→ **Directions**
Keep the pictures out of the copy and print all the entries below exactly.

[Start of Given data]

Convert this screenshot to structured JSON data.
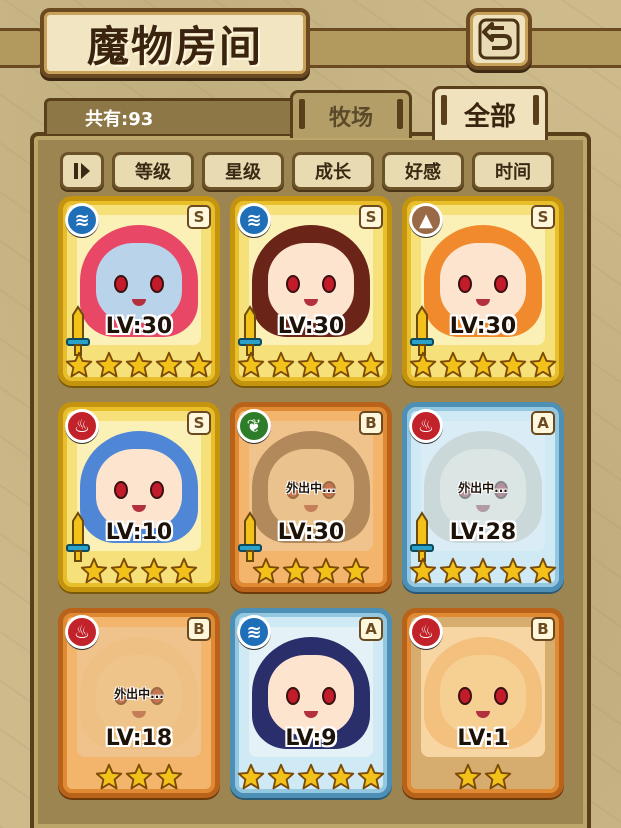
{
  "header": {
    "title": "魔物房间"
  },
  "summary": {
    "count_label": "共有:93"
  },
  "tabs": [
    {
      "label": "牧场",
      "active": false
    },
    {
      "label": "全部",
      "active": true
    }
  ],
  "sort": {
    "toggle_icon": "sort-toggle-icon",
    "buttons": [
      "等级",
      "星级",
      "成长",
      "好感",
      "时间"
    ]
  },
  "colors": {
    "gold_frame": "#c4940f",
    "orange_frame": "#b8621a",
    "blue_frame": "#4d8fb5",
    "star": "#f2c21b"
  },
  "monsters": [
    {
      "element": "water",
      "rank": "S",
      "level": "LV:30",
      "stars": 5,
      "frame": "gold",
      "away": "",
      "hair": "#e84866",
      "skin": "#b9d3ea"
    },
    {
      "element": "water",
      "rank": "S",
      "level": "LV:30",
      "stars": 5,
      "frame": "gold",
      "away": "",
      "hair": "#6b2418",
      "skin": "#fde4cf"
    },
    {
      "element": "earth",
      "rank": "S",
      "level": "LV:30",
      "stars": 5,
      "frame": "gold",
      "away": "",
      "hair": "#f08a2c",
      "skin": "#fde4cf"
    },
    {
      "element": "fire",
      "rank": "S",
      "level": "LV:10",
      "stars": 4,
      "frame": "gold",
      "away": "",
      "hair": "#4f86d6",
      "skin": "#fde4cf"
    },
    {
      "element": "wood",
      "rank": "B",
      "level": "LV:30",
      "stars": 4,
      "frame": "orange",
      "away": "外出中...",
      "hair": "#6a5640",
      "skin": "#e8d2a8"
    },
    {
      "element": "fire",
      "rank": "A",
      "level": "LV:28",
      "stars": 5,
      "frame": "blue",
      "away": "外出中...",
      "hair": "#c9c4b2",
      "skin": "#efe2c8"
    },
    {
      "element": "fire",
      "rank": "B",
      "level": "LV:18",
      "stars": 3,
      "frame": "orange",
      "away": "外出中...",
      "hair": "#f5cf86",
      "skin": "#f5d99a"
    },
    {
      "element": "water",
      "rank": "A",
      "level": "LV:9",
      "stars": 5,
      "frame": "blue",
      "away": "",
      "hair": "#2a2f6b",
      "skin": "#fde4cf"
    },
    {
      "element": "fire",
      "rank": "B",
      "level": "LV:1",
      "stars": 2,
      "frame": "orange-plain",
      "away": "",
      "hair": "#f3c07d",
      "skin": "#f6cf93"
    }
  ]
}
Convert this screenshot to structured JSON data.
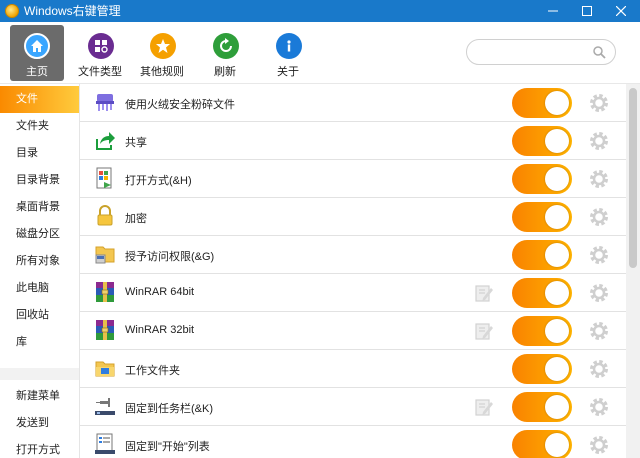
{
  "window": {
    "title": "Windows右键管理"
  },
  "toolbar": {
    "items": [
      {
        "label": "主页",
        "icon": "home-icon",
        "color": "#3aa6ff"
      },
      {
        "label": "文件类型",
        "icon": "file-types-icon",
        "color": "#6a2c91"
      },
      {
        "label": "其他规则",
        "icon": "star-icon",
        "color": "#f5a000"
      },
      {
        "label": "刷新",
        "icon": "refresh-icon",
        "color": "#2e9e3a"
      },
      {
        "label": "关于",
        "icon": "info-icon",
        "color": "#1a7ad8"
      }
    ],
    "search_placeholder": ""
  },
  "sidebar": {
    "items": [
      "文件",
      "文件夹",
      "目录",
      "目录背景",
      "桌面背景",
      "磁盘分区",
      "所有对象",
      "此电脑",
      "回收站",
      "库"
    ],
    "items2": [
      "新建菜单",
      "发送到",
      "打开方式"
    ],
    "active_index": 0
  },
  "rows": [
    {
      "label": "使用火绒安全粉碎文件",
      "icon": "shredder-icon",
      "enabled": true,
      "editable": false
    },
    {
      "label": "共享",
      "icon": "share-icon",
      "enabled": true,
      "editable": false
    },
    {
      "label": "打开方式(&H)",
      "icon": "open-with-icon",
      "enabled": true,
      "editable": false
    },
    {
      "label": "加密",
      "icon": "lock-icon",
      "enabled": true,
      "editable": false
    },
    {
      "label": "授予访问权限(&G)",
      "icon": "grant-access-icon",
      "enabled": true,
      "editable": false
    },
    {
      "label": "WinRAR 64bit",
      "icon": "winrar-icon",
      "enabled": true,
      "editable": true
    },
    {
      "label": "WinRAR 32bit",
      "icon": "winrar-icon",
      "enabled": true,
      "editable": true
    },
    {
      "label": "工作文件夹",
      "icon": "work-folder-icon",
      "enabled": true,
      "editable": false
    },
    {
      "label": "固定到任务栏(&K)",
      "icon": "pin-taskbar-icon",
      "enabled": true,
      "editable": true
    },
    {
      "label": "固定到\"开始\"列表",
      "icon": "pin-start-icon",
      "enabled": true,
      "editable": false
    }
  ],
  "colors": {
    "titlebar": "#1979ca",
    "accent": "#fa8a00",
    "toggle_end": "#ffb300"
  }
}
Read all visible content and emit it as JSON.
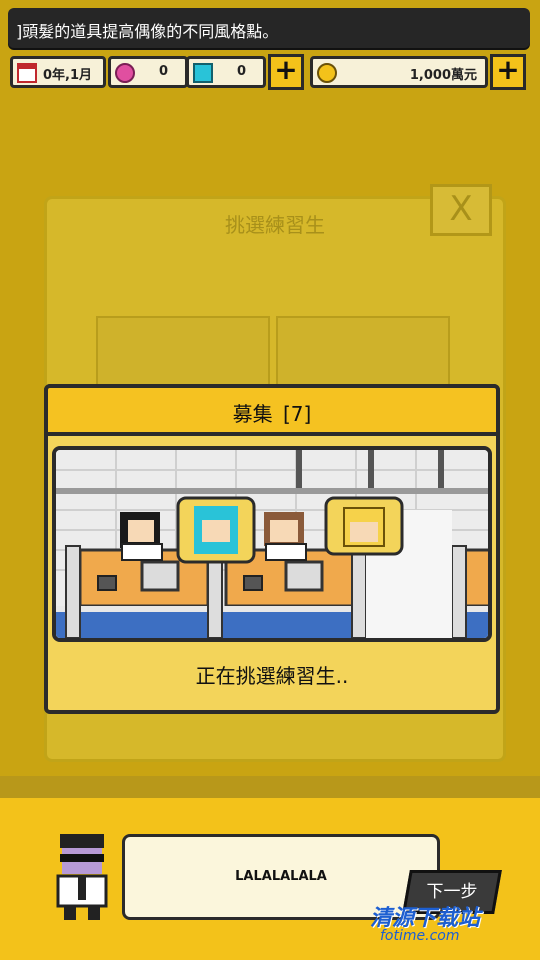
{
  "ticker": {
    "text": "]頭髮的道具提高偶像的不同風格點。"
  },
  "resources": {
    "date": "0年,1月",
    "pink_gems": "0",
    "blue_gems": "0",
    "money": "1,000萬元"
  },
  "background_panel": {
    "title": "挑選練習生",
    "close": "X"
  },
  "modal": {
    "title": "募集",
    "count": "[7]",
    "status": "正在挑選練習生.."
  },
  "dialog": {
    "text": "LALALALALA"
  },
  "next_button": {
    "label": "下一步"
  },
  "watermark": {
    "text": "清源下载站",
    "sub": "fotime.com"
  },
  "colors": {
    "accent": "#f3c21a",
    "dark": "#2b2b2b",
    "dim_bg": "#c9a412",
    "pink": "#e04fa0",
    "cyan": "#29c3d8"
  }
}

[End of Given data]

→ **Correct output**
Convert this screenshot to structured JSON data.
{
  "header": {
    "title": "魔物房间"
  },
  "summary": {
    "count_label": "共有:93"
  },
  "tabs": [
    {
      "label": "牧场",
      "active": false
    },
    {
      "label": "全部",
      "active": true
    }
  ],
  "sort": {
    "toggle_icon": "sort-toggle-icon",
    "buttons": [
      "等级",
      "星级",
      "成长",
      "好感",
      "时间"
    ]
  },
  "colors": {
    "gold_frame": "#c4940f",
    "orange_frame": "#b8621a",
    "blue_frame": "#4d8fb5",
    "star": "#f2c21b"
  },
  "monsters": [
    {
      "element": "water",
      "rank": "S",
      "level": "LV:30",
      "stars": 5,
      "frame": "gold",
      "away": "",
      "hair": "#e84866",
      "skin": "#b9d3ea"
    },
    {
      "element": "water",
      "rank": "S",
      "level": "LV:30",
      "stars": 5,
      "frame": "gold",
      "away": "",
      "hair": "#6b2418",
      "skin": "#fde4cf"
    },
    {
      "element": "earth",
      "rank": "S",
      "level": "LV:30",
      "stars": 5,
      "frame": "gold",
      "away": "",
      "hair": "#f08a2c",
      "skin": "#fde4cf"
    },
    {
      "element": "fire",
      "rank": "S",
      "level": "LV:10",
      "stars": 4,
      "frame": "gold",
      "away": "",
      "hair": "#4f86d6",
      "skin": "#fde4cf"
    },
    {
      "element": "wood",
      "rank": "B",
      "level": "LV:30",
      "stars": 4,
      "frame": "orange",
      "away": "外出中...",
      "hair": "#6a5640",
      "skin": "#e8d2a8"
    },
    {
      "element": "fire",
      "rank": "A",
      "level": "LV:28",
      "stars": 5,
      "frame": "blue",
      "away": "外出中...",
      "hair": "#c9c4b2",
      "skin": "#efe2c8"
    },
    {
      "element": "fire",
      "rank": "B",
      "level": "LV:18",
      "stars": 3,
      "frame": "orange",
      "away": "外出中...",
      "hair": "#f5cf86",
      "skin": "#f5d99a"
    },
    {
      "element": "water",
      "rank": "A",
      "level": "LV:9",
      "stars": 5,
      "frame": "blue",
      "away": "",
      "hair": "#2a2f6b",
      "skin": "#fde4cf"
    },
    {
      "element": "fire",
      "rank": "B",
      "level": "LV:1",
      "stars": 2,
      "frame": "orange-plain",
      "away": "",
      "hair": "#f3c07d",
      "skin": "#f6cf93"
    }
  ]
}
Convert this screenshot to structured JSON data.
{
  "window": {
    "title": "Windows右键管理"
  },
  "toolbar": {
    "items": [
      {
        "label": "主页",
        "icon": "home-icon",
        "color": "#3aa6ff"
      },
      {
        "label": "文件类型",
        "icon": "file-types-icon",
        "color": "#6a2c91"
      },
      {
        "label": "其他规则",
        "icon": "star-icon",
        "color": "#f5a000"
      },
      {
        "label": "刷新",
        "icon": "refresh-icon",
        "color": "#2e9e3a"
      },
      {
        "label": "关于",
        "icon": "info-icon",
        "color": "#1a7ad8"
      }
    ],
    "search_placeholder": ""
  },
  "sidebar": {
    "items": [
      "文件",
      "文件夹",
      "目录",
      "目录背景",
      "桌面背景",
      "磁盘分区",
      "所有对象",
      "此电脑",
      "回收站",
      "库"
    ],
    "items2": [
      "新建菜单",
      "发送到",
      "打开方式"
    ],
    "active_index": 0
  },
  "rows": [
    {
      "label": "使用火绒安全粉碎文件",
      "icon": "shredder-icon",
      "enabled": true,
      "editable": false
    },
    {
      "label": "共享",
      "icon": "share-icon",
      "enabled": true,
      "editable": false
    },
    {
      "label": "打开方式(&H)",
      "icon": "open-with-icon",
      "enabled": true,
      "editable": false
    },
    {
      "label": "加密",
      "icon": "lock-icon",
      "enabled": true,
      "editable": false
    },
    {
      "label": "授予访问权限(&G)",
      "icon": "grant-access-icon",
      "enabled": true,
      "editable": false
    },
    {
      "label": "WinRAR 64bit",
      "icon": "winrar-icon",
      "enabled": true,
      "editable": true
    },
    {
      "label": "WinRAR 32bit",
      "icon": "winrar-icon",
      "enabled": true,
      "editable": true
    },
    {
      "label": "工作文件夹",
      "icon": "work-folder-icon",
      "enabled": true,
      "editable": false
    },
    {
      "label": "固定到任务栏(&K)",
      "icon": "pin-taskbar-icon",
      "enabled": true,
      "editable": true
    },
    {
      "label": "固定到\"开始\"列表",
      "icon": "pin-start-icon",
      "enabled": true,
      "editable": false
    }
  ],
  "colors": {
    "titlebar": "#1979ca",
    "accent": "#fa8a00",
    "toggle_end": "#ffb300"
  }
}
Read all visible content and emit it as JSON.
{
  "ticker": {
    "text": "]頭髮的道具提高偶像的不同風格點。"
  },
  "resources": {
    "date": "0年,1月",
    "pink_gems": "0",
    "blue_gems": "0",
    "money": "1,000萬元"
  },
  "background_panel": {
    "title": "挑選練習生",
    "close": "X"
  },
  "modal": {
    "title": "募集",
    "count": "[7]",
    "status": "正在挑選練習生.."
  },
  "dialog": {
    "text": "LALALALALA"
  },
  "next_button": {
    "label": "下一步"
  },
  "watermark": {
    "text": "清源下载站",
    "sub": "fotime.com"
  },
  "colors": {
    "accent": "#f3c21a",
    "dark": "#2b2b2b",
    "dim_bg": "#c9a412",
    "pink": "#e04fa0",
    "cyan": "#29c3d8"
  }
}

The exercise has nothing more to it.